- [STATED TASK]:
Please format the stretch of lines from the one containing "154, 889, 176]" through the one containing "659, 610, 709]" as a numbered list, leaving out any blank lines.

--- ENTRIES PROVIDED ---

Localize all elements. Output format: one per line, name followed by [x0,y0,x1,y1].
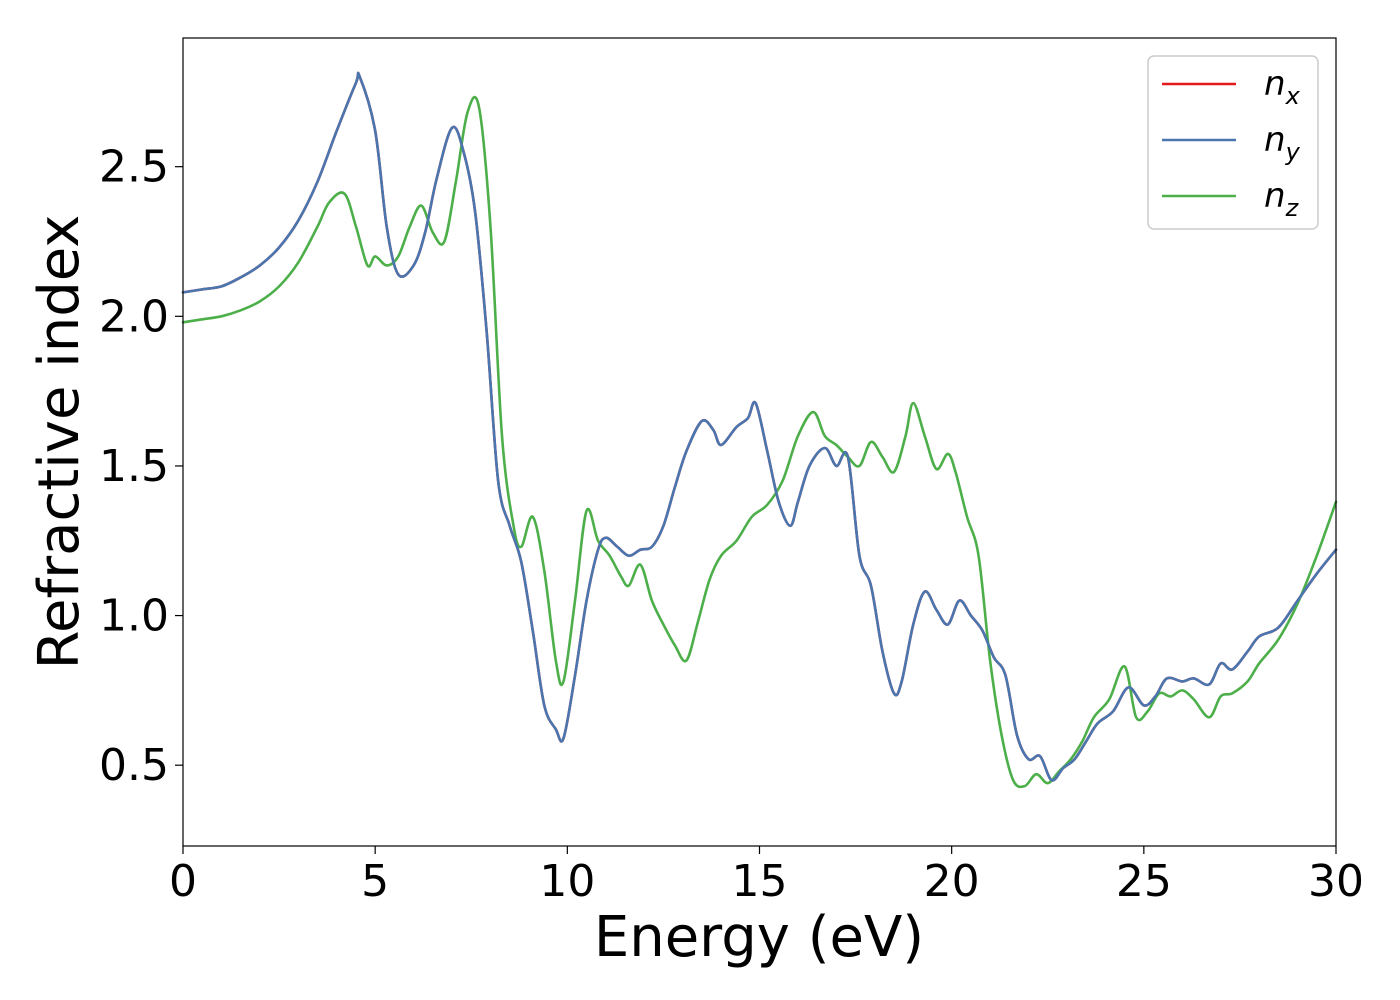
y-axis-ticks: 0.5 1.0 1.5 2.0 2.5 [99,142,183,791]
x-tick-label: 0 [169,856,197,907]
y-axis-title: Refractive index [27,215,92,670]
x-tick-label: 15 [732,856,788,907]
y-tick-label: 1.5 [99,441,169,492]
legend-label-nz: nz [1264,176,1300,222]
legend-box [1147,55,1319,230]
x-tick-label: 5 [361,856,389,907]
y-tick-label: 2.5 [99,142,169,193]
x-tick-label: 10 [539,856,595,907]
y-tick-label: 0.5 [99,740,169,791]
y-tick-label: 2.0 [99,291,169,342]
series-layer [181,71,1338,789]
series-line-nz [181,95,1338,789]
y-tick-label: 1.0 [99,591,169,642]
x-axis-title: Energy (eV) [594,905,924,970]
legend-label-ny: ny [1264,120,1301,166]
x-tick-label: 25 [1116,856,1172,907]
x-axis-ticks: 0 5 10 15 20 25 30 [169,846,1364,907]
x-tick-label: 20 [924,856,980,907]
x-tick-label: 30 [1308,856,1364,907]
legend: nx ny nz [1147,55,1319,230]
legend-label-nx: nx [1264,64,1301,110]
series-line-ny [181,71,1338,782]
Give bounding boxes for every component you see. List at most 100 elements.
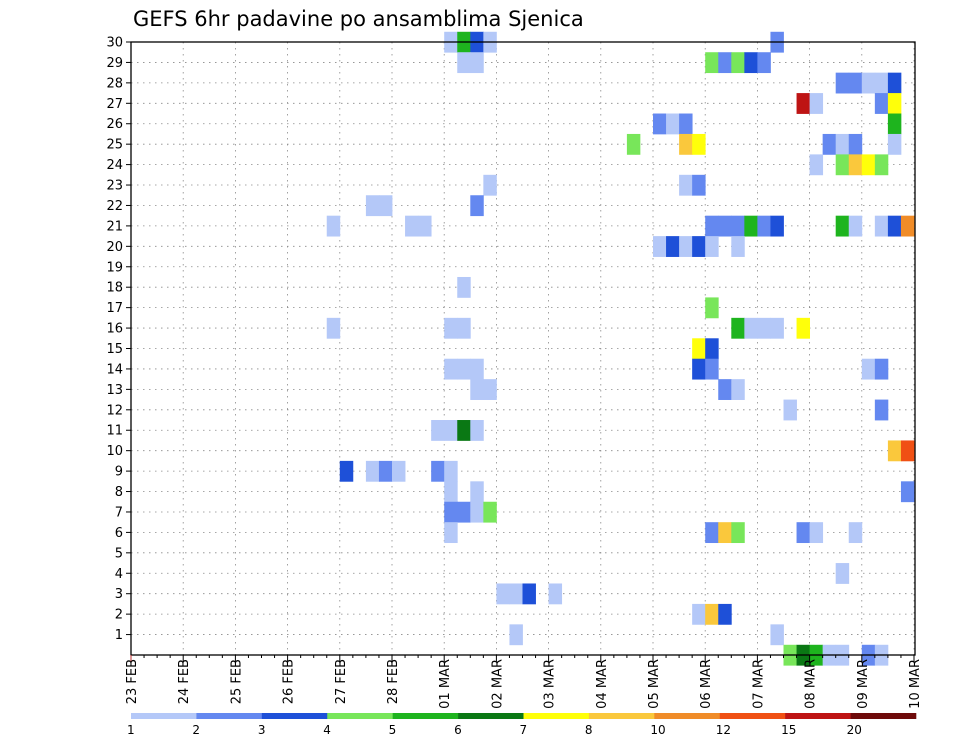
precip-cell	[874, 154, 889, 176]
x-tick-label: 09 MAR	[856, 659, 871, 709]
precip-cell	[692, 236, 706, 257]
precip-cell	[692, 338, 706, 360]
precip-cell	[548, 583, 563, 605]
precip-cell	[874, 399, 889, 421]
legend-swatch	[719, 713, 786, 719]
precip-cell	[326, 215, 341, 237]
precip-cell	[365, 460, 380, 482]
precip-cell	[770, 317, 784, 339]
precip-cell	[835, 154, 850, 176]
legend-label: 7	[520, 723, 528, 737]
precip-cell	[679, 113, 693, 135]
x-tick-label: 04 MAR	[595, 659, 610, 709]
legend-label: 3	[258, 723, 266, 737]
precip-cell	[496, 583, 510, 605]
precip-cell	[731, 379, 745, 400]
legend-swatch	[785, 713, 851, 719]
precip-cell	[679, 133, 693, 155]
legend-label: 4	[323, 723, 331, 737]
precip-cell	[444, 420, 458, 441]
precip-cell	[809, 93, 824, 114]
color-legend: 1 2 3 4 5 6 7 8 10 12 15 20	[127, 713, 917, 737]
y-tick-label: 14	[106, 362, 123, 377]
legend-swatch	[654, 713, 721, 719]
precip-cell	[809, 522, 824, 544]
precip-cell	[431, 420, 445, 441]
precip-cell	[822, 133, 837, 155]
precip-cell	[887, 215, 902, 237]
legend-label: 5	[389, 723, 397, 737]
precip-cell	[705, 522, 719, 544]
precip-cell	[848, 215, 863, 237]
precip-cell	[444, 501, 458, 523]
precip-cell	[861, 358, 876, 380]
y-tick-label: 16	[106, 322, 123, 337]
precip-cell	[887, 133, 902, 155]
x-tick-label: 05 MAR	[647, 659, 662, 709]
precip-cell	[835, 563, 850, 584]
precip-cell	[900, 215, 915, 237]
y-tick-label: 24	[106, 158, 123, 173]
y-tick-label: 11	[106, 424, 123, 439]
precip-cell	[339, 460, 354, 482]
precip-cell	[874, 215, 889, 237]
y-tick-label: 6	[115, 526, 123, 541]
y-tick-label: 30	[106, 36, 123, 51]
x-tick-label: 10 MAR	[908, 659, 923, 709]
precip-cell	[444, 317, 458, 339]
precip-cell	[809, 154, 824, 176]
x-tick-label: 08 MAR	[804, 659, 819, 709]
x-tick-label: 06 MAR	[699, 659, 714, 709]
y-tick-label: 10	[106, 444, 123, 459]
precip-cell	[900, 481, 915, 503]
y-tick-label: 28	[106, 76, 123, 91]
precip-cell	[457, 52, 471, 74]
y-tick-label: 17	[106, 301, 123, 316]
x-axis: 23 FEB 24 FEB 25 FEB 26 FEB 27 FEB 28 FEB 01 M…	[125, 655, 923, 709]
precip-cell	[796, 93, 810, 114]
legend-swatch	[392, 713, 459, 719]
legend-swatch	[850, 713, 917, 719]
x-tick-label: 25 FEB	[229, 659, 244, 704]
y-tick-label: 27	[106, 97, 123, 112]
precip-cell	[470, 379, 484, 400]
precip-cell	[757, 52, 771, 74]
precip-cell	[470, 52, 484, 74]
precip-cell	[757, 317, 771, 339]
precip-cell	[705, 236, 719, 257]
precip-cell	[483, 501, 497, 523]
precip-cell	[457, 358, 471, 380]
legend-label: 2	[192, 723, 200, 737]
precip-cell	[887, 93, 902, 114]
legend-swatch	[458, 713, 524, 719]
precip-cell	[483, 379, 497, 400]
precip-cell	[470, 501, 484, 523]
x-tick-label: 07 MAR	[751, 659, 766, 709]
legend-swatch	[523, 713, 590, 719]
y-axis: 1234567891011121314151617181920212223242…	[106, 36, 131, 643]
y-tick-label: 15	[106, 342, 123, 357]
precip-cell	[692, 133, 706, 155]
precip-cell	[848, 133, 863, 155]
precip-cell	[887, 440, 902, 462]
x-tick-label: 27 FEB	[334, 659, 349, 704]
y-tick-label: 22	[106, 199, 123, 214]
legend-label: 20	[847, 723, 862, 737]
precip-cell	[887, 113, 902, 135]
precip-cell	[522, 583, 536, 605]
y-tick-label: 9	[115, 465, 123, 480]
precip-cell	[731, 522, 745, 544]
precip-cell	[444, 481, 458, 503]
precip-cell	[653, 236, 667, 257]
y-tick-label: 25	[106, 138, 123, 153]
legend-swatch	[261, 713, 328, 719]
precip-cell	[718, 603, 732, 625]
legend-label: 1	[127, 723, 135, 737]
y-tick-label: 5	[115, 546, 123, 561]
precip-cell	[835, 215, 850, 237]
x-tick-label: 26 FEB	[282, 659, 297, 704]
precip-cell	[835, 72, 850, 94]
legend-swatch	[131, 713, 197, 719]
precip-cell	[378, 460, 393, 482]
precip-cell	[444, 460, 458, 482]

---

- [PROBLEM SOLUTION]:
1. precip-cell	[874, 154, 889, 176]
2. x-tick-label: 09 MAR	[856, 659, 871, 709]
3. precip-cell	[692, 236, 706, 257]
4. precip-cell	[692, 338, 706, 360]
5. precip-cell	[548, 583, 563, 605]
6. precip-cell	[874, 399, 889, 421]
7. legend-swatch	[719, 713, 786, 719]
8. precip-cell	[326, 215, 341, 237]
9. precip-cell	[365, 460, 380, 482]
10. precip-cell	[770, 317, 784, 339]
11. precip-cell	[835, 154, 850, 176]
12. legend-label: 7	[520, 723, 528, 737]
13. precip-cell	[679, 113, 693, 135]
14. x-tick-label: 04 MAR	[595, 659, 610, 709]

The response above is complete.